*Task to complete*. Copy all entries without alteration and skip the pictures they hold.

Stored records
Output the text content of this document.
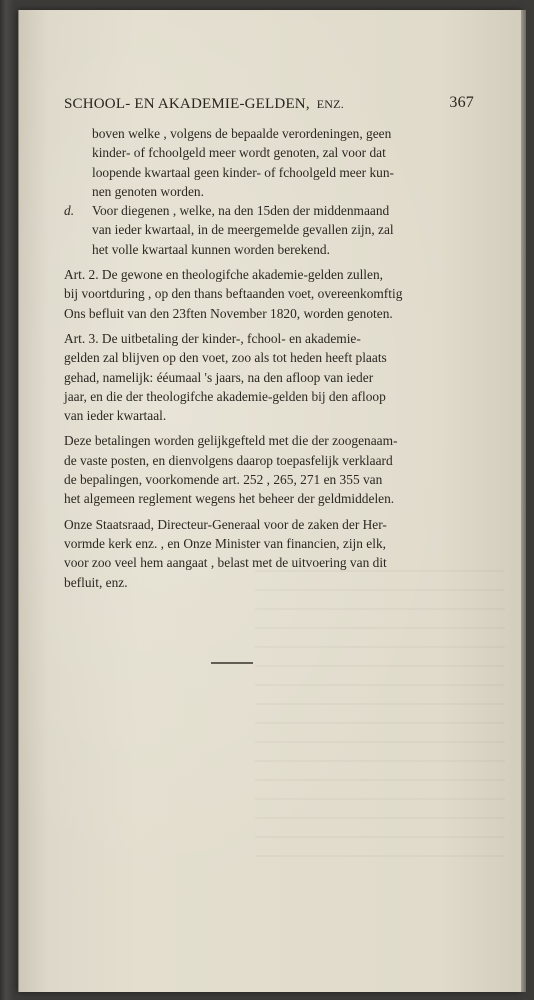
SCHOOL- EN AKADEMIE-GELDEN, ENZ.	367
boven welke , volgens de bepaalde verordeningen, geen
kinder- of fchoolgeld meer wordt genoten, zal voor dat
loopende kwartaal geen kinder- of fchoolgeld meer kun-
nen genoten worden.
d. Voor diegenen , welke, na den 15den der middenmaand
van ieder kwartaal, in de meergemelde gevallen zijn, zal
het volle kwartaal kunnen worden berekend.
Art. 2. De gewone en theologifche akademie-gelden zullen,
bij voortduring , op den thans beftaanden voet, overeenkomftig
Ons befluit van den 23ften November 1820, worden genoten.
Art. 3. De uitbetaling der kinder-, fchool- en akademie-
gelden zal blijven op den voet, zoo als tot heden heeft plaats
gehad, namelijk: ééumaal 's jaars, na den afloop van ieder
jaar, en die der theologifche akademie-gelden bij den afloop
van ieder kwartaal.
Deze betalingen worden gelijkgefteld met die der zoogenaam-
de vaste posten, en dienvolgens daarop toepasfelijk verklaard
de bepalingen, voorkomende art. 252 , 265, 271 en 355 van
het algemeen reglement wegens het beheer der geldmiddelen.
Onze Staatsraad, Directeur-Generaal voor de zaken der Her-
vormde kerk enz. , en Onze Minister van financien, zijn elk,
voor zoo veel hem aangaat , belast met de uitvoering van dit
befluit, enz.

*The answer*.
Output the text content of this document.
SCHOOL- EN AKADEMIE-GELDEN, ENZ.	367
boven welke , volgens de bepaalde verordeningen, geen
kinder- of fchoolgeld meer wordt genoten, zal voor dat
loopende kwartaal geen kinder- of fchoolgeld meer kun-
nen genoten worden.
d. Voor diegenen , welke, na den 15den der middenmaand
van ieder kwartaal, in de meergemelde gevallen zijn, zal
het volle kwartaal kunnen worden berekend.
Art. 2. De gewone en theologifche akademie-gelden zullen,
bij voortduring , op den thans beftaanden voet, overeenkomftig
Ons befluit van den 23ften November 1820, worden genoten.
Art. 3. De uitbetaling der kinder-, fchool- en akademie-
gelden zal blijven op den voet, zoo als tot heden heeft plaats
gehad, namelijk: ééumaal 's jaars, na den afloop van ieder
jaar, en die der theologifche akademie-gelden bij den afloop
van ieder kwartaal.
Deze betalingen worden gelijkgefteld met die der zoogenaam-
de vaste posten, en dienvolgens daarop toepasfelijk verklaard
de bepalingen, voorkomende art. 252 , 265, 271 en 355 van
het algemeen reglement wegens het beheer der geldmiddelen.
Onze Staatsraad, Directeur-Generaal voor de zaken der Her-
vormde kerk enz. , en Onze Minister van financien, zijn elk,
voor zoo veel hem aangaat , belast met de uitvoering van dit
befluit, enz.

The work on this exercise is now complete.